What to work on
Within the listing below, locate all lines containing the word "marcha". Copy each one.

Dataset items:
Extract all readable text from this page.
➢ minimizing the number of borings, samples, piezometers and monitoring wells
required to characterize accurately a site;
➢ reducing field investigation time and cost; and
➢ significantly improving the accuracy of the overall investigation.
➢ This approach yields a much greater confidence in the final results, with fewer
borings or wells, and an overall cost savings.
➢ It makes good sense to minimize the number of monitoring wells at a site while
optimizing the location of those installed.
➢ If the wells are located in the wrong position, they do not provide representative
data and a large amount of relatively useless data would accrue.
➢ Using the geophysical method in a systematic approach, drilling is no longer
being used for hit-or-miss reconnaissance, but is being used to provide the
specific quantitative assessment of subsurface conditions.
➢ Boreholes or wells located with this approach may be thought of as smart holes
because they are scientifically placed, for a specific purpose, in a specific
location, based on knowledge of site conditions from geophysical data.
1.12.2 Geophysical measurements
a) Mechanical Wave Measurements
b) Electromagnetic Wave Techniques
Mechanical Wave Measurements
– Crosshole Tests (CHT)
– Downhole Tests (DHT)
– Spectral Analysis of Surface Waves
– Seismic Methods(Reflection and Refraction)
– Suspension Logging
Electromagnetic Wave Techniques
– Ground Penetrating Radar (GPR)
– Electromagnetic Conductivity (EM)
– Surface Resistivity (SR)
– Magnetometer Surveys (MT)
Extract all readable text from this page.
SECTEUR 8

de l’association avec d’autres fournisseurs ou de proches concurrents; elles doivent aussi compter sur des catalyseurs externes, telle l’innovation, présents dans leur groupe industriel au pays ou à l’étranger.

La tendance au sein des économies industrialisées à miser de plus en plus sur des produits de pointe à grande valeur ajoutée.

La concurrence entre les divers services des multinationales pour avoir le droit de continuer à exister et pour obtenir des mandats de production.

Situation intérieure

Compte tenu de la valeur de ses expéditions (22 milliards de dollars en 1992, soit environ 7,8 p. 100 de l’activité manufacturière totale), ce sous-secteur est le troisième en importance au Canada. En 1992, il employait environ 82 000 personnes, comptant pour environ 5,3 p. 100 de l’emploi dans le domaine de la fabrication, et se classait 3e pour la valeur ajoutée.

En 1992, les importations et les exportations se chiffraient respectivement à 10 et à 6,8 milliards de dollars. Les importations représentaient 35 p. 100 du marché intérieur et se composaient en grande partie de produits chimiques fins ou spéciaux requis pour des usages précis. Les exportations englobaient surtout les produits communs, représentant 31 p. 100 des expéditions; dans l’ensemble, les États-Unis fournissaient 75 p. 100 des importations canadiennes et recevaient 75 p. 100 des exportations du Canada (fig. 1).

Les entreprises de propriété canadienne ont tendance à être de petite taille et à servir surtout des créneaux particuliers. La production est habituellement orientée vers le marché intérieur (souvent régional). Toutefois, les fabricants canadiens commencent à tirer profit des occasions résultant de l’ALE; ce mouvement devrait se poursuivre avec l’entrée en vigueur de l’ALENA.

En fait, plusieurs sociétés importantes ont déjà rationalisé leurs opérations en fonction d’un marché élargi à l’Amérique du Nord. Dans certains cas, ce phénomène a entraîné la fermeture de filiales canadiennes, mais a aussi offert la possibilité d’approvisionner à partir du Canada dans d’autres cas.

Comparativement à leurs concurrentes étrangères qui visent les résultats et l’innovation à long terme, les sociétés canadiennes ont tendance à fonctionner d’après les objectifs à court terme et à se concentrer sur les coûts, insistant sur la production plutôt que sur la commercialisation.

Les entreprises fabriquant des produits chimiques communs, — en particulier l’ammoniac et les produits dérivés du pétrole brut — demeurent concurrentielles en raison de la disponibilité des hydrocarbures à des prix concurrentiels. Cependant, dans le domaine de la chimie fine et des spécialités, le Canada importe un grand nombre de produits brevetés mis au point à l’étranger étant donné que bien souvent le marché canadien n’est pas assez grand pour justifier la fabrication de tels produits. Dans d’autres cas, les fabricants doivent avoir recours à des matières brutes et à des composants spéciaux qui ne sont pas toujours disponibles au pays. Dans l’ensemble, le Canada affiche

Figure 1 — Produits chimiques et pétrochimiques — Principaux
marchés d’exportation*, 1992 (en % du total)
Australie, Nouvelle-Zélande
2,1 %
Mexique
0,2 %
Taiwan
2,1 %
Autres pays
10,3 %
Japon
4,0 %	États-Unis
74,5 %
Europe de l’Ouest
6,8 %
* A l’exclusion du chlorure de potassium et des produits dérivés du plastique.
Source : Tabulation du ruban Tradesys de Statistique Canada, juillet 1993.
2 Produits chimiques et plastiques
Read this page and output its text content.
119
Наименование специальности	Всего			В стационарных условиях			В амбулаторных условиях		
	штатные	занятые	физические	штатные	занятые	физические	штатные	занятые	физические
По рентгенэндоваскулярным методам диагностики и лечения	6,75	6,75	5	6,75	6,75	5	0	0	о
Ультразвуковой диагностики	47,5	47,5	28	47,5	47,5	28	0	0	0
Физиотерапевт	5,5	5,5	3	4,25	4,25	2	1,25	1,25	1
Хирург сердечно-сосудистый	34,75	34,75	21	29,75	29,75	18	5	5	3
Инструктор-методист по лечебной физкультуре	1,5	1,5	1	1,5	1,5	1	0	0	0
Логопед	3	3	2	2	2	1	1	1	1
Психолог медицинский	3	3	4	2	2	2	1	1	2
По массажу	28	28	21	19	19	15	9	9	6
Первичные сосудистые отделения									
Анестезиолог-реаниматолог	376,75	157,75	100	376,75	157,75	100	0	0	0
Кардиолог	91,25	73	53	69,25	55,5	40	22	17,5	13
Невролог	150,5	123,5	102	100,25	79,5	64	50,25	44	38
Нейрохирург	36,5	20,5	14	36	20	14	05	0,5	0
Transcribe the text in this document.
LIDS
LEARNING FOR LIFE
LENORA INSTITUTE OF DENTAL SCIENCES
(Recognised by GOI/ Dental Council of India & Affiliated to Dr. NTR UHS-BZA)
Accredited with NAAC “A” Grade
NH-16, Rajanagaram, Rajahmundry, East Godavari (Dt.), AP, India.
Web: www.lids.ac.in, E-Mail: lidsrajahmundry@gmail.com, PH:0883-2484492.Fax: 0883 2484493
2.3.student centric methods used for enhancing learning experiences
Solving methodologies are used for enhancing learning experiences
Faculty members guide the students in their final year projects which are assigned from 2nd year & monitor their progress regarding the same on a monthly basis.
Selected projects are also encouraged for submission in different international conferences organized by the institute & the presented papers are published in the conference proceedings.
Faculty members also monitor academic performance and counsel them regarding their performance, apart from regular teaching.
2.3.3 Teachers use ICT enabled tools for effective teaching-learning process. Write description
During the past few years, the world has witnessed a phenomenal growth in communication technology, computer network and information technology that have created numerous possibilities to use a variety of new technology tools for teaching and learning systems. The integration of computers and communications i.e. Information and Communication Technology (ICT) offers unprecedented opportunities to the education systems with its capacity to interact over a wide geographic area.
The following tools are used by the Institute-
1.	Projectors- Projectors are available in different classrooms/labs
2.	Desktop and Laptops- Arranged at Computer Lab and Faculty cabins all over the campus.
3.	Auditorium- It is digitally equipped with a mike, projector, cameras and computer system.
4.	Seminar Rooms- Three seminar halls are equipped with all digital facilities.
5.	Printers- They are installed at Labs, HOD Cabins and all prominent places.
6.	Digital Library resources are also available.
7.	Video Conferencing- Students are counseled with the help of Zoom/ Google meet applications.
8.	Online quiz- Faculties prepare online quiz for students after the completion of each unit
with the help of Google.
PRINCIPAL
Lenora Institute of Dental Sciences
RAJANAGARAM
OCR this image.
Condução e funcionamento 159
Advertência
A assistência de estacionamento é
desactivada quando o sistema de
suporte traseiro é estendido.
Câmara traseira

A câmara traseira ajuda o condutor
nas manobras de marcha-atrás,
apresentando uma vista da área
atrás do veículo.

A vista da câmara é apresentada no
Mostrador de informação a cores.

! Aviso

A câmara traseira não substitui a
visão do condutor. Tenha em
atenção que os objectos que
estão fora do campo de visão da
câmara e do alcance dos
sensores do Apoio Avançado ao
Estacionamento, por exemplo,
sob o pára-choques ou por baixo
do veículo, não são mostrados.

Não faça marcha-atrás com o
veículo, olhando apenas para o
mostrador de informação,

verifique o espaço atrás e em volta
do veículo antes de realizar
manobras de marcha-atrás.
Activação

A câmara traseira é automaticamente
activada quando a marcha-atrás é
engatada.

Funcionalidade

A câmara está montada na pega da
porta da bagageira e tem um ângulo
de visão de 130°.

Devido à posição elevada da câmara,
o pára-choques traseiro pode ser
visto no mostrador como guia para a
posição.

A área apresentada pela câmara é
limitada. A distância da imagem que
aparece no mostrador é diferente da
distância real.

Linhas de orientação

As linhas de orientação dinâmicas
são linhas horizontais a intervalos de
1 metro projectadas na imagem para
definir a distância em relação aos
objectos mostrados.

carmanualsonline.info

Result of the task
nas manobras de marcha-atrás,
Não faça marcha-atrás com o
manobras de marcha-atrás.
activada quando a marcha-atrás é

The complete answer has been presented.